▼▼▼

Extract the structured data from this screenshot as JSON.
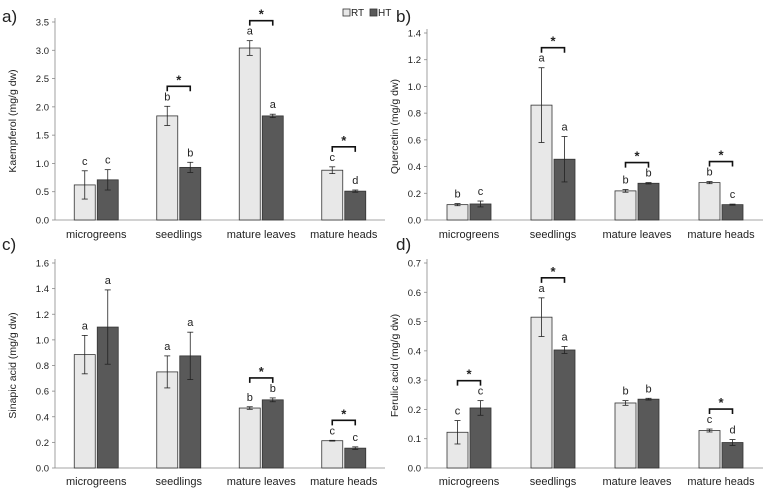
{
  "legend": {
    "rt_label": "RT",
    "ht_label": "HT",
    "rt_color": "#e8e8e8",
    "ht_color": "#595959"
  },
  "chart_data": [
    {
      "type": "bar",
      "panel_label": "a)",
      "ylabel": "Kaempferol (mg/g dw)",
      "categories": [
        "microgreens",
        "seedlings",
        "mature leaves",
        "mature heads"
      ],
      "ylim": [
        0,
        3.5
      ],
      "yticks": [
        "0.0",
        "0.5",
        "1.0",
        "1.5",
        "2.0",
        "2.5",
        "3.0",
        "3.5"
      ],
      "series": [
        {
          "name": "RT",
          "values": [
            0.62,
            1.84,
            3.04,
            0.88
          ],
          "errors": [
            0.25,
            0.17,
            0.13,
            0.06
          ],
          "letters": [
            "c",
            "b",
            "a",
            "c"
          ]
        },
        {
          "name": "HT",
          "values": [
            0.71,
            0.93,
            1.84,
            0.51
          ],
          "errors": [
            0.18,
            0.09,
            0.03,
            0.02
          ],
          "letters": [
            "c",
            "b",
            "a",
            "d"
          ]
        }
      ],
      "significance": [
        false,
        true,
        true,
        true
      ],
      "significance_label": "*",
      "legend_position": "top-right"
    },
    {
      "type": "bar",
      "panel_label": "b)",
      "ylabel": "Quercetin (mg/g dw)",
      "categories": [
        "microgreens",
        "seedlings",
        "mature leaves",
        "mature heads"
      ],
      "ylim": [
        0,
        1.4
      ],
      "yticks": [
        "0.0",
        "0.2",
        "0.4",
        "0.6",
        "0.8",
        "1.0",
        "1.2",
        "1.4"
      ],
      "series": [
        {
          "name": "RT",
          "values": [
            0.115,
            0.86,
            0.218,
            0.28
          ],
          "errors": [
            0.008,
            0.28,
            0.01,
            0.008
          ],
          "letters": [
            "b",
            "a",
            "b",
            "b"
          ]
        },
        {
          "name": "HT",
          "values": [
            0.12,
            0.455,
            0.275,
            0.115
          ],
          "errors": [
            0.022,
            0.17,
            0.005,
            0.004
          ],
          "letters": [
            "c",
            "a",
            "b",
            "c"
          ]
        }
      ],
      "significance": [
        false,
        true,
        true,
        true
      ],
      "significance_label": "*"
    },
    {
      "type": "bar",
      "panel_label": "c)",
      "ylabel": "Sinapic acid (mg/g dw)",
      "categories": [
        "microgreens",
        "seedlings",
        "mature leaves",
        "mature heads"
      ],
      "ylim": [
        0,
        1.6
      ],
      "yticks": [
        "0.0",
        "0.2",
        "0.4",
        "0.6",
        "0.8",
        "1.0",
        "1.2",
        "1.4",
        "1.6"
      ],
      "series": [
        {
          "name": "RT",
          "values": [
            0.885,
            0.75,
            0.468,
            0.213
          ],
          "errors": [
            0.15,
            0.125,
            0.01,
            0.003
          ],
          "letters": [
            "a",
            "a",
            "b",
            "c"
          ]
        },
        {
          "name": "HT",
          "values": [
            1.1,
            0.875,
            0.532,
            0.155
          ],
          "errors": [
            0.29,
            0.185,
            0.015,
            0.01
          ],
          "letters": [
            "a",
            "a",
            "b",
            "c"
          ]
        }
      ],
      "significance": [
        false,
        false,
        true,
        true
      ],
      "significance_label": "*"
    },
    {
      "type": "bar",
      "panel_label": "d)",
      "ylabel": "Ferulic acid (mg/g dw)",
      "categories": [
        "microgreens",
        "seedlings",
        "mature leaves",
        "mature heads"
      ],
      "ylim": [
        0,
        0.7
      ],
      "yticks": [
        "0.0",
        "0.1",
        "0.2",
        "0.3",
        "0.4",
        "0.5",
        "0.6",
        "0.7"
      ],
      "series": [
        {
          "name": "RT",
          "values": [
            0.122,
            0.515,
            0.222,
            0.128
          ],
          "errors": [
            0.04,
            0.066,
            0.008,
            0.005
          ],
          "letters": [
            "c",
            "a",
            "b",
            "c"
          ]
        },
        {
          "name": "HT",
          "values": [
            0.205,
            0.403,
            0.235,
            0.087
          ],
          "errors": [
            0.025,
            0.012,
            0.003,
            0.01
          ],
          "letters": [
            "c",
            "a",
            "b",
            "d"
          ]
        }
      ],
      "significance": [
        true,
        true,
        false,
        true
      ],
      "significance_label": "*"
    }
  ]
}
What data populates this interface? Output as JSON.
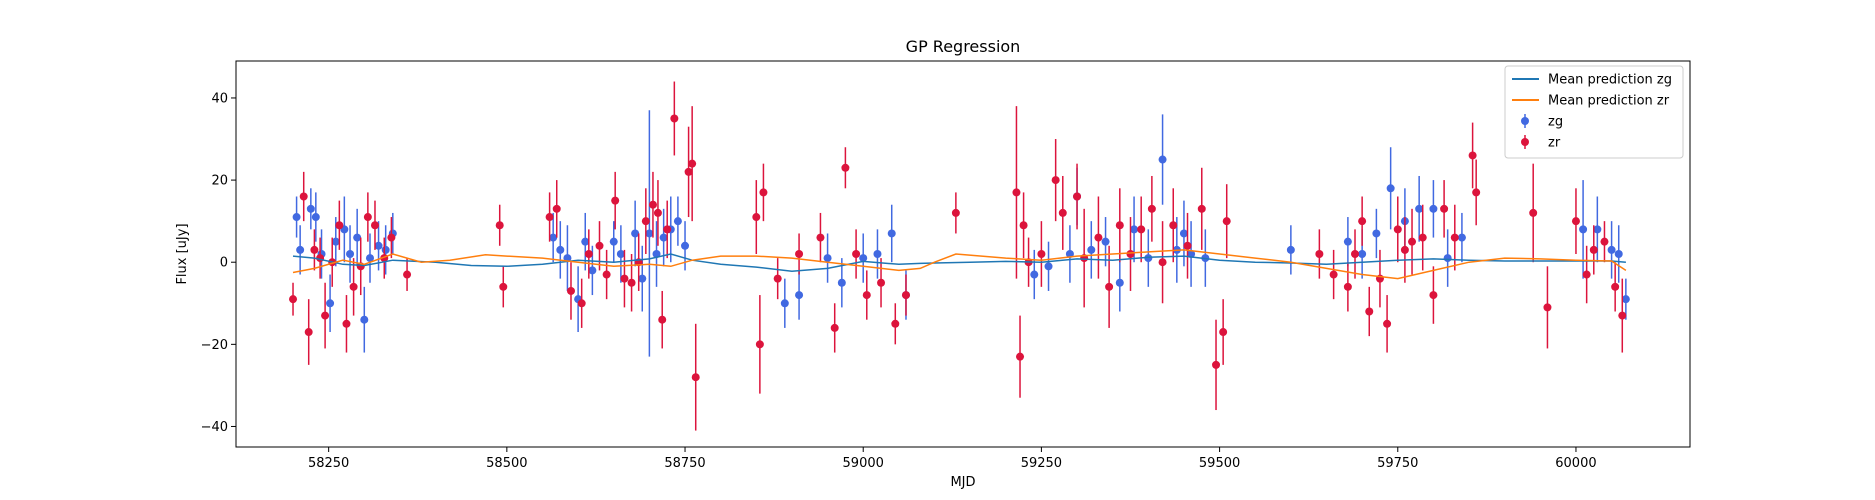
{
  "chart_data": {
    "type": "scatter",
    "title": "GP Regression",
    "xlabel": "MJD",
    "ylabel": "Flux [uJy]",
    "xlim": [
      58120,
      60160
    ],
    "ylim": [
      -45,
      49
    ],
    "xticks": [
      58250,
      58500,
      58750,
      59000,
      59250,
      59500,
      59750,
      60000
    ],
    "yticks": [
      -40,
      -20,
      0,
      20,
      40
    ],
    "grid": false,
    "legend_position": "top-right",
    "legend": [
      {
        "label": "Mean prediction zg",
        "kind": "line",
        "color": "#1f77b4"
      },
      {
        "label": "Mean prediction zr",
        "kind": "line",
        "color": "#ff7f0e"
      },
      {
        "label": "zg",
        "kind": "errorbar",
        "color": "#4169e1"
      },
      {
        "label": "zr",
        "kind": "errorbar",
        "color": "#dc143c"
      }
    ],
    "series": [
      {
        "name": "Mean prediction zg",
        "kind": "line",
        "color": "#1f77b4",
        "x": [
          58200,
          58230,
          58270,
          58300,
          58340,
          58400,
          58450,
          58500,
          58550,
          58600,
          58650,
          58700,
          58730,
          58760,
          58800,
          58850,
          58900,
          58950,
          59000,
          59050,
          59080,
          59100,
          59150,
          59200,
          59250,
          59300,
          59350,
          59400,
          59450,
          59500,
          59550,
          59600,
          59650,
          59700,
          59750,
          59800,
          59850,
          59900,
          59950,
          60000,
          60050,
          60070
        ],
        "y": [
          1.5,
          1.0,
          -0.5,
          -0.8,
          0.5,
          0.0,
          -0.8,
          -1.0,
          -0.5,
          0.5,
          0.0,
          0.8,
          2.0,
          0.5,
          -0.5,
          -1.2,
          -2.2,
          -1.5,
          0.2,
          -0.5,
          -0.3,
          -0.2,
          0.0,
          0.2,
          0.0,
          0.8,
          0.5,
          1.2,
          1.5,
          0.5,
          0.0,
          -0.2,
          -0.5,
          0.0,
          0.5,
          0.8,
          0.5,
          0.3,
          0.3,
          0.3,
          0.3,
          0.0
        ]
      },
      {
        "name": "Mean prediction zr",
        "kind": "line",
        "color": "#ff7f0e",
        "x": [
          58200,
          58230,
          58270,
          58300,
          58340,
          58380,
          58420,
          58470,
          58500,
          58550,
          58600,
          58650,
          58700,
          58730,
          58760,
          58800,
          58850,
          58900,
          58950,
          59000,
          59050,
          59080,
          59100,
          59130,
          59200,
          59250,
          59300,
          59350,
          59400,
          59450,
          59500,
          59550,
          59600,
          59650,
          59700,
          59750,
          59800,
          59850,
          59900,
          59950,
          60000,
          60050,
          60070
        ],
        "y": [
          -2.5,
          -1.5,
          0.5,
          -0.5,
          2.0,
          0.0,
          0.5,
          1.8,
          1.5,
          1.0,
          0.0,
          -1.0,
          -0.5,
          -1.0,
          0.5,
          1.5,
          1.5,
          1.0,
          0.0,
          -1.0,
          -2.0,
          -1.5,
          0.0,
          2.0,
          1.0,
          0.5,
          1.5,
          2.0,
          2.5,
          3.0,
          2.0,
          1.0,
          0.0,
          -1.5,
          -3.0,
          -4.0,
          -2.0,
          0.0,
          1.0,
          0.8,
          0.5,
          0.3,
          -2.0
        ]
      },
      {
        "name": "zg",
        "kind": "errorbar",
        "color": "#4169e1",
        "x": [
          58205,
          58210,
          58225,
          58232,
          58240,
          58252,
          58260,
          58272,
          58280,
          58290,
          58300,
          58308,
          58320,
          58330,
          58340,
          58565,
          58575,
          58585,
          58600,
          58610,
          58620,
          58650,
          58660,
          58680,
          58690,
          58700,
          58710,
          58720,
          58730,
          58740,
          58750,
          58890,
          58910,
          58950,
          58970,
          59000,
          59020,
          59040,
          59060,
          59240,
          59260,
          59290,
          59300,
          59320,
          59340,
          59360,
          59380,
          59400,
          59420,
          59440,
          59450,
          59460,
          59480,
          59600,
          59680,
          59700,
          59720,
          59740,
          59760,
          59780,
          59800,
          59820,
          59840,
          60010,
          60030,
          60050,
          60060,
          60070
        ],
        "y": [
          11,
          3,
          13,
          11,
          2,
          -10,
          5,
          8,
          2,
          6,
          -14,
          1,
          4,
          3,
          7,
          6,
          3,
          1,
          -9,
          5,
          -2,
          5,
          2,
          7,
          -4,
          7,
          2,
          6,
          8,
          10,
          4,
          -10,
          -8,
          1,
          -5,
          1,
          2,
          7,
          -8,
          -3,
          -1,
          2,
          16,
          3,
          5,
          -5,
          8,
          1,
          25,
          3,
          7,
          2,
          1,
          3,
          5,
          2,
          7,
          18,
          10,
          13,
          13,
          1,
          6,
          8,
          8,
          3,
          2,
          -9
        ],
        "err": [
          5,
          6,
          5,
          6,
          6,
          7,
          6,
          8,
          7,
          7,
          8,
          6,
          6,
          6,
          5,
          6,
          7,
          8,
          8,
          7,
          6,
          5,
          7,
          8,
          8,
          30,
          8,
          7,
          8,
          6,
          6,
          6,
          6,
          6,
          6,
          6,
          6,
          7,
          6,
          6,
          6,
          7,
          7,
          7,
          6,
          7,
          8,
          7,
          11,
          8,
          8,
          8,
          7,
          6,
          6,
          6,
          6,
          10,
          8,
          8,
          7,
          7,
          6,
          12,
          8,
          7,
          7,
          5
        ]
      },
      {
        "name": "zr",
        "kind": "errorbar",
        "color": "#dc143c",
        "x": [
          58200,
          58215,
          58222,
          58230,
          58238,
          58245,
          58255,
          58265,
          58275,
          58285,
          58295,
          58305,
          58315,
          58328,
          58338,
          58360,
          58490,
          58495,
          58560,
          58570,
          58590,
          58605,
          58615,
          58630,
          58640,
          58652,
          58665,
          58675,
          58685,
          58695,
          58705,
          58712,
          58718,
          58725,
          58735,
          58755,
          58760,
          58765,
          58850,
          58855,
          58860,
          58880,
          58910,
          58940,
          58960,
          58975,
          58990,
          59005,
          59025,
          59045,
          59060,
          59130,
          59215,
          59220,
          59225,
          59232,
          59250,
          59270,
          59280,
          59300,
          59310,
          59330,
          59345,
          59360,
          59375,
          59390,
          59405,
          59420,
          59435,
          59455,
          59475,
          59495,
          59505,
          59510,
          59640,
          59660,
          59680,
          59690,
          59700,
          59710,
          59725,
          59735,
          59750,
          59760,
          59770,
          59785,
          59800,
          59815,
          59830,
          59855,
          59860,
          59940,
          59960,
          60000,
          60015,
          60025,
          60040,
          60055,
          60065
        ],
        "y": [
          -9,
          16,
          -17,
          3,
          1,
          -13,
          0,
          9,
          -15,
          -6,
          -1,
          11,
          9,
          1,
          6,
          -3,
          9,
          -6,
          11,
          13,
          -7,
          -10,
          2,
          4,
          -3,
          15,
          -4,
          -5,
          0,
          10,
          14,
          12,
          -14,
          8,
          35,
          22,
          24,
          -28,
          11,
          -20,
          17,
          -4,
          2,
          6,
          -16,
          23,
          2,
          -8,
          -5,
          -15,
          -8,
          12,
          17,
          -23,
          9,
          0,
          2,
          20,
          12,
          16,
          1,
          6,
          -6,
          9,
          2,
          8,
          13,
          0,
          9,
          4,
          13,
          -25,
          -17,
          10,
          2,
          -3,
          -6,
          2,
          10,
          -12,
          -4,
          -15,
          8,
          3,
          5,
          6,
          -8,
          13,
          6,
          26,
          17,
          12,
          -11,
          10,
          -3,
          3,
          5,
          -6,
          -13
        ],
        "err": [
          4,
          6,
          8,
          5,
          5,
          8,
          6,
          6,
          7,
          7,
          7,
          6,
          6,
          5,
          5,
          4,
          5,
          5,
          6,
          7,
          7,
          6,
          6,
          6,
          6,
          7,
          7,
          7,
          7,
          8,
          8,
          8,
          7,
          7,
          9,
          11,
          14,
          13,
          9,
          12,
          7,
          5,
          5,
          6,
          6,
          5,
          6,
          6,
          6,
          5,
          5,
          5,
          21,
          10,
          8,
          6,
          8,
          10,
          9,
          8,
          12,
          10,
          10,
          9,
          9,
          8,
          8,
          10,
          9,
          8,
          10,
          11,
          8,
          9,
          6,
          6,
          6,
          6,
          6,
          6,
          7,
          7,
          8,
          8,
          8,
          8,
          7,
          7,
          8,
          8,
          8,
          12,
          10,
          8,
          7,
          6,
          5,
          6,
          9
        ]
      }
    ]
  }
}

▲▲▲

= The problem =
Using the records given above, list every line that includes the word "Mean".

= Correct answer =
        "label": "Mean prediction zg",
        "label": "Mean prediction zr",
        "name": "Mean prediction zg",
        "name": "Mean prediction zr",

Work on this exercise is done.